**Exercise objective:**
Below are the records. Count the lines containing the string "military", and reply with the number alone.
──────── The input ────────
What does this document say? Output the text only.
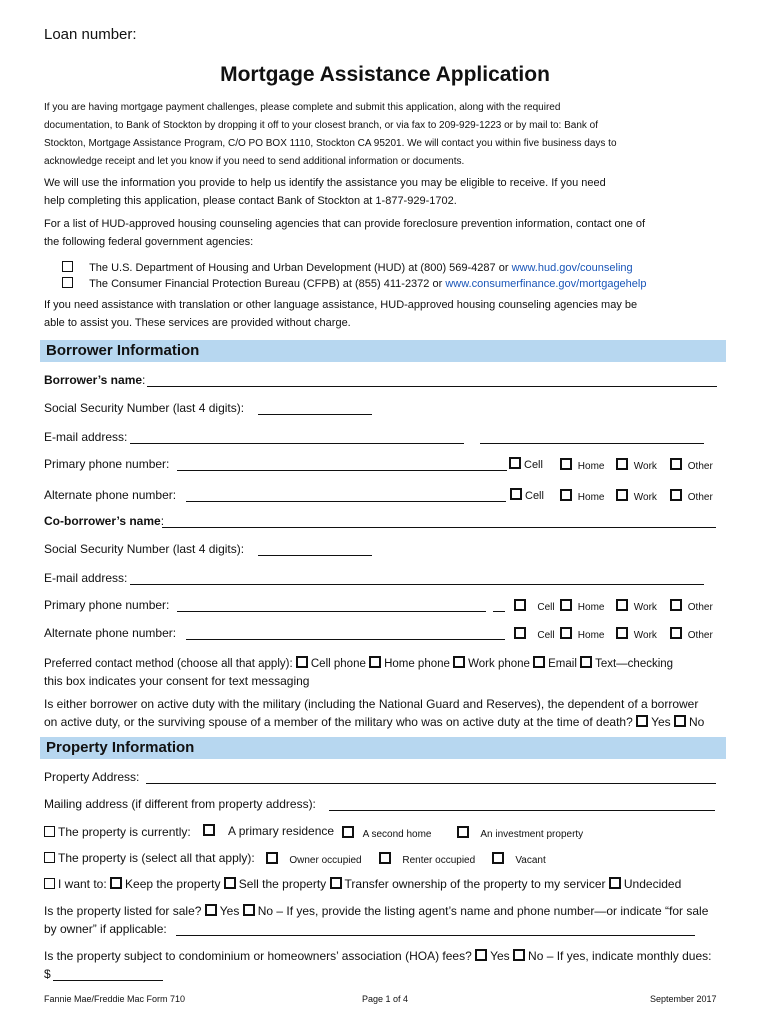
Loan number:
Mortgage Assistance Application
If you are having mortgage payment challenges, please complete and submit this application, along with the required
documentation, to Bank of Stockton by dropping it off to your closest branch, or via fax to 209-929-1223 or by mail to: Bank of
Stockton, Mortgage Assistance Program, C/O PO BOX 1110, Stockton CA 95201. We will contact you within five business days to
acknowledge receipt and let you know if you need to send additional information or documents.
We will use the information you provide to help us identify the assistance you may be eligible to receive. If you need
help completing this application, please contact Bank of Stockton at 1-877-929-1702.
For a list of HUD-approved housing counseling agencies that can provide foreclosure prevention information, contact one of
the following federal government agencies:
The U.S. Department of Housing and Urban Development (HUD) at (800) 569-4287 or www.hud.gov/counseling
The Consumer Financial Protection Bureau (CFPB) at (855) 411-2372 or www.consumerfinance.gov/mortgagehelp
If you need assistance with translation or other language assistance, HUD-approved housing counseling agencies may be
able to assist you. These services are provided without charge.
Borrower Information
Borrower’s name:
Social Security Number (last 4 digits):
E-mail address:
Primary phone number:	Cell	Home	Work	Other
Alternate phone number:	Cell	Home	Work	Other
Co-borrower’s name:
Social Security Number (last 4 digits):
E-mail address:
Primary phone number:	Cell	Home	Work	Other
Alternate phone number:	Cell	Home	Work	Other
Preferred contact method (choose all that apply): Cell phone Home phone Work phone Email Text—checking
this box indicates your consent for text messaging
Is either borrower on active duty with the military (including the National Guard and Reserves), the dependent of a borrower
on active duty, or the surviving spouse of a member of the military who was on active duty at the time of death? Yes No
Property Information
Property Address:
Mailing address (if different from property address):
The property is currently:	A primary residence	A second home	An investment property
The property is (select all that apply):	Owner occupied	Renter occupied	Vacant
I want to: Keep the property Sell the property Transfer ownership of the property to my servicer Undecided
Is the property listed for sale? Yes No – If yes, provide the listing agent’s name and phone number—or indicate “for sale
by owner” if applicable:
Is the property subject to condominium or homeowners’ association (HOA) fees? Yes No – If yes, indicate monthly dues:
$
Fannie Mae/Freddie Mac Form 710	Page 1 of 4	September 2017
────────
──────── The input ────────
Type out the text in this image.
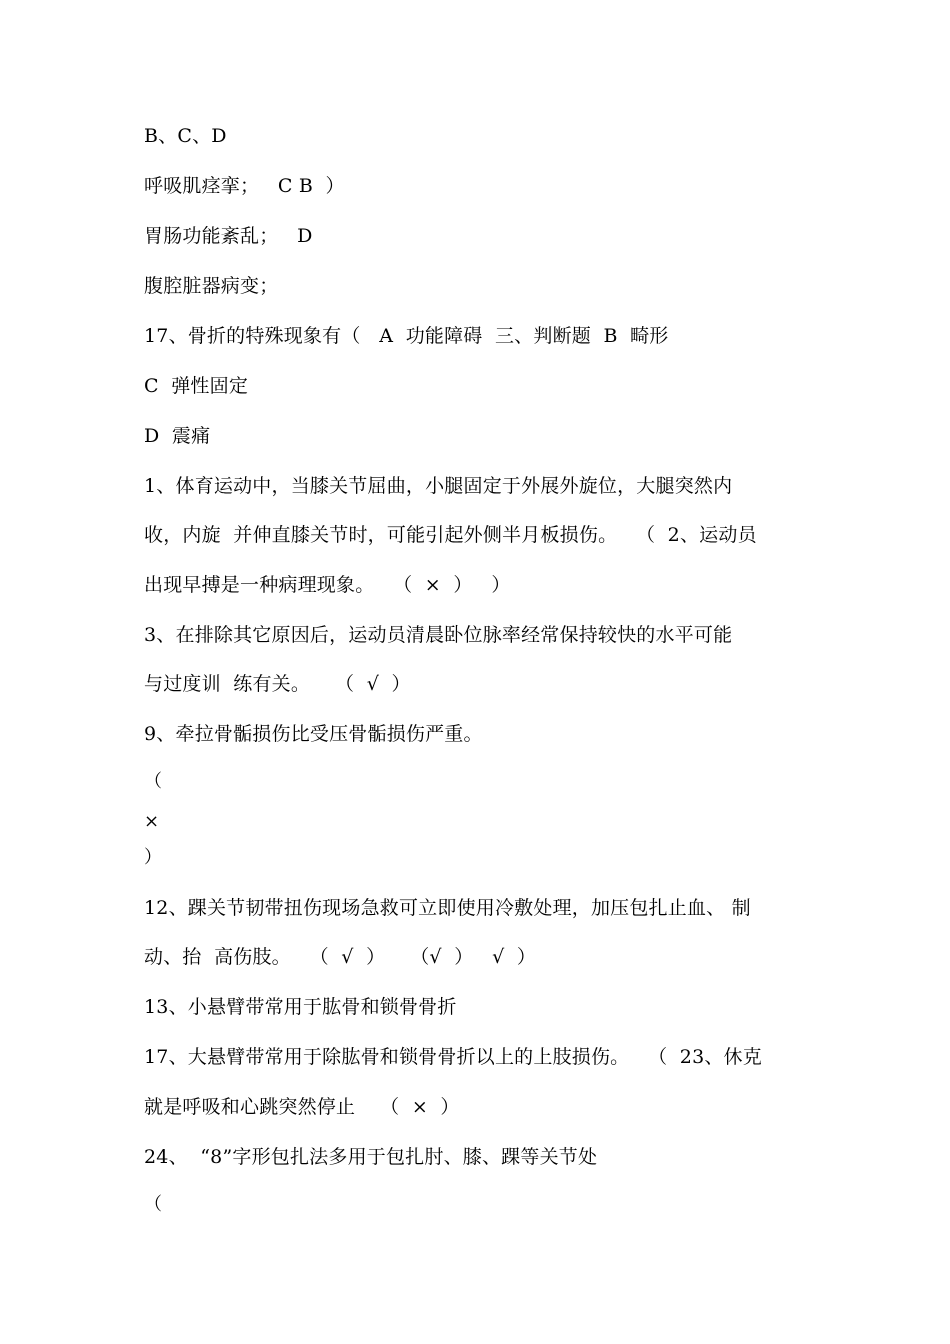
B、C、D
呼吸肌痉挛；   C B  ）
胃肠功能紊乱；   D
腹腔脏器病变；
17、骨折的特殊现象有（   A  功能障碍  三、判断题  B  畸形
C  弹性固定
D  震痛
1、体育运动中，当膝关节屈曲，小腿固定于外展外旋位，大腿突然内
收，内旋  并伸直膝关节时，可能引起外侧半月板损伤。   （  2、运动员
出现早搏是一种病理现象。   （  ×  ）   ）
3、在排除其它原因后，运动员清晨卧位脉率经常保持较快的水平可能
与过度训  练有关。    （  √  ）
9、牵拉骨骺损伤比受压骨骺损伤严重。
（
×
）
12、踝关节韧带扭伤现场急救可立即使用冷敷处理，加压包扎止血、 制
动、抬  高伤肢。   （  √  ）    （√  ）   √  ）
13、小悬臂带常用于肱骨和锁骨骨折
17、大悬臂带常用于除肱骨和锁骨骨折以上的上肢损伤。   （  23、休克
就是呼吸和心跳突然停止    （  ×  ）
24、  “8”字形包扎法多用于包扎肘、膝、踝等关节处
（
────────
**Result for this exercise:**
2